*REQUEST:* Reproduce the listing below in its entirety. Change nothing.

*INFORMATION SUPPLIED:*
'''
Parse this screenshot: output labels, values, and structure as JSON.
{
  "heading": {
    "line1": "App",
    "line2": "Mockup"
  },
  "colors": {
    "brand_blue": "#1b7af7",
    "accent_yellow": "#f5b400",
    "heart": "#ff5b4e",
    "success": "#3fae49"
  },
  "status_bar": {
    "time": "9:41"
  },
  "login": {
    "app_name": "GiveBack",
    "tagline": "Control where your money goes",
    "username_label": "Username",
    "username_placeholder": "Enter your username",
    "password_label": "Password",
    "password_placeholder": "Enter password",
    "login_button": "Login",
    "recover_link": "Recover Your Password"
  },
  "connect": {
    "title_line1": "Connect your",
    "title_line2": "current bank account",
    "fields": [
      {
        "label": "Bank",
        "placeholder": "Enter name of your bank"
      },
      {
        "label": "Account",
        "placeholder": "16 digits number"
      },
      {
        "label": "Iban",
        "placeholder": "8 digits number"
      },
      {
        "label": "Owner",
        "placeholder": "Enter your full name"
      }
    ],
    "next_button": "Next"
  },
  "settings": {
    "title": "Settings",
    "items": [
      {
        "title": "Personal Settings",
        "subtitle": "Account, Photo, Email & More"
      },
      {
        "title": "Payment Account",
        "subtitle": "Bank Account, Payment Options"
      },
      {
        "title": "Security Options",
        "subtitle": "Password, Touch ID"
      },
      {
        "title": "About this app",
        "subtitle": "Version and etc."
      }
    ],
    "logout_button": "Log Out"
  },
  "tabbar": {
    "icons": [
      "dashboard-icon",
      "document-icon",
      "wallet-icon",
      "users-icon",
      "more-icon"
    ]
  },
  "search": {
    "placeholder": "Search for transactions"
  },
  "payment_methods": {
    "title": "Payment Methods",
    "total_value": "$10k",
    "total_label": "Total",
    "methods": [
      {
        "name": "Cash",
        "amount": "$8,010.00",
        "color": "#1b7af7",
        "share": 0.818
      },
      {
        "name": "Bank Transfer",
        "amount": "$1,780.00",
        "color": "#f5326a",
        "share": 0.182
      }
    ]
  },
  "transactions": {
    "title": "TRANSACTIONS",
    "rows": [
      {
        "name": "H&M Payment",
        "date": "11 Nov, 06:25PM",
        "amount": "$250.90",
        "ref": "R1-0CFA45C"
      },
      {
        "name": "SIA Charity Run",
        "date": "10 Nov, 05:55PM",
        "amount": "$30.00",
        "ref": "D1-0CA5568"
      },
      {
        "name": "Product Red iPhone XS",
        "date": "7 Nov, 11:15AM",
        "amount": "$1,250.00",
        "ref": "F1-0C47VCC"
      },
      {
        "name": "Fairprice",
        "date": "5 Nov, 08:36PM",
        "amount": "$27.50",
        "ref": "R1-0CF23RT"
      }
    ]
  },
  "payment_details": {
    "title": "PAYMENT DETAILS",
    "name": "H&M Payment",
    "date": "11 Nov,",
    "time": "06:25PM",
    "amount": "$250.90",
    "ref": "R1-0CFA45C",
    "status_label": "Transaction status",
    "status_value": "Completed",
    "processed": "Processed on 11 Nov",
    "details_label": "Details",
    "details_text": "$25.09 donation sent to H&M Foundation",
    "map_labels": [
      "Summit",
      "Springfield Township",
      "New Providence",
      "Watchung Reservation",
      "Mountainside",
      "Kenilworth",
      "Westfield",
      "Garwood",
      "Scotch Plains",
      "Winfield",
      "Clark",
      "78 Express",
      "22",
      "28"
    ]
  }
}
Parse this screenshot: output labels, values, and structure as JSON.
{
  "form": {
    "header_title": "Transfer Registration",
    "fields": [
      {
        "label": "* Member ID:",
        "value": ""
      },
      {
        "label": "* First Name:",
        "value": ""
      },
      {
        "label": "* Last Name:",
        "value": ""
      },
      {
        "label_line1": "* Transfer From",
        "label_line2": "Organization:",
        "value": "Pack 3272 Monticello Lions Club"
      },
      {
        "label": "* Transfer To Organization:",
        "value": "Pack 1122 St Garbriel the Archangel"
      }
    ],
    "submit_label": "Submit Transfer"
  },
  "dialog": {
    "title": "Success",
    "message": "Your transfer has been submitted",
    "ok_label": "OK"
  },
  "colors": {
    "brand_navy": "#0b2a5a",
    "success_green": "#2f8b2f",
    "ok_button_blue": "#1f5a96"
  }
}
'''
*ANSWER TO THIS EXERCISE:*
Parse this screenshot: output labels, values, and structure as JSON.
{
  "heading": {
    "line1": "App",
    "line2": "Mockup"
  },
  "colors": {
    "brand_blue": "#1b7af7",
    "accent_yellow": "#f5b400",
    "heart": "#ff5b4e",
    "success": "#3fae49"
  },
  "status_bar": {
    "time": "9:41"
  },
  "login": {
    "app_name": "GiveBack",
    "tagline": "Control where your money goes",
    "username_label": "Username",
    "username_placeholder": "Enter your username",
    "password_label": "Password",
    "password_placeholder": "Enter password",
    "login_button": "Login",
    "recover_link": "Recover Your Password"
  },
  "connect": {
    "title_line1": "Connect your",
    "title_line2": "current bank account",
    "fields": [
      {
        "label": "Bank",
        "placeholder": "Enter name of your bank"
      },
      {
        "label": "Account",
        "placeholder": "16 digits number"
      },
      {
        "label": "Iban",
        "placeholder": "8 digits number"
      },
      {
        "label": "Owner",
        "placeholder": "Enter your full name"
      }
    ],
    "next_button": "Next"
  },
  "settings": {
    "title": "Settings",
    "items": [
      {
        "title": "Personal Settings",
        "subtitle": "Account, Photo, Email & More"
      },
      {
        "title": "Payment Account",
        "subtitle": "Bank Account, Payment Options"
      },
      {
        "title": "Security Options",
        "subtitle": "Password, Touch ID"
      },
      {
        "title": "About this app",
        "subtitle": "Version and etc."
      }
    ],
    "logout_button": "Log Out"
  },
  "tabbar": {
    "icons": [
      "dashboard-icon",
      "document-icon",
      "wallet-icon",
      "users-icon",
      "more-icon"
    ]
  },
  "search": {
    "placeholder": "Search for transactions"
  },
  "payment_methods": {
    "title": "Payment Methods",
    "total_value": "$10k",
    "total_label": "Total",
    "methods": [
      {
        "name": "Cash",
        "amount": "$8,010.00",
        "color": "#1b7af7",
        "share": 0.818
      },
      {
        "name": "Bank Transfer",
        "amount": "$1,780.00",
        "color": "#f5326a",
        "share": 0.182
      }
    ]
  },
  "transactions": {
    "title": "TRANSACTIONS",
    "rows": [
      {
        "name": "H&M Payment",
        "date": "11 Nov, 06:25PM",
        "amount": "$250.90",
        "ref": "R1-0CFA45C"
      },
      {
        "name": "SIA Charity Run",
        "date": "10 Nov, 05:55PM",
        "amount": "$30.00",
        "ref": "D1-0CA5568"
      },
      {
        "name": "Product Red iPhone XS",
        "date": "7 Nov, 11:15AM",
        "amount": "$1,250.00",
        "ref": "F1-0C47VCC"
      },
      {
        "name": "Fairprice",
        "date": "5 Nov, 08:36PM",
        "amount": "$27.50",
        "ref": "R1-0CF23RT"
      }
    ]
  },
  "payment_details": {
    "title": "PAYMENT DETAILS",
    "name": "H&M Payment",
    "date": "11 Nov,",
    "time": "06:25PM",
    "amount": "$250.90",
    "ref": "R1-0CFA45C",
    "status_label": "Transaction status",
    "status_value": "Completed",
    "processed": "Processed on 11 Nov",
    "details_label": "Details",
    "details_text": "$25.09 donation sent to H&M Foundation",
    "map_labels": [
      "Summit",
      "Springfield Township",
      "New Providence",
      "Watchung Reservation",
      "Mountainside",
      "Kenilworth",
      "Westfield",
      "Garwood",
      "Scotch Plains",
      "Winfield",
      "Clark",
      "78 Express",
      "22",
      "28"
    ]
  }
}
Parse this screenshot: output labels, values, and structure as JSON.
{
  "form": {
    "header_title": "Transfer Registration",
    "fields": [
      {
        "label": "* Member ID:",
        "value": ""
      },
      {
        "label": "* First Name:",
        "value": ""
      },
      {
        "label": "* Last Name:",
        "value": ""
      },
      {
        "label_line1": "* Transfer From",
        "label_line2": "Organization:",
        "value": "Pack 3272 Monticello Lions Club"
      },
      {
        "label": "* Transfer To Organization:",
        "value": "Pack 1122 St Garbriel the Archangel"
      }
    ],
    "submit_label": "Submit Transfer"
  },
  "dialog": {
    "title": "Success",
    "message": "Your transfer has been submitted",
    "ok_label": "OK"
  },
  "colors": {
    "brand_navy": "#0b2a5a",
    "success_green": "#2f8b2f",
    "ok_button_blue": "#1f5a96"
  }
}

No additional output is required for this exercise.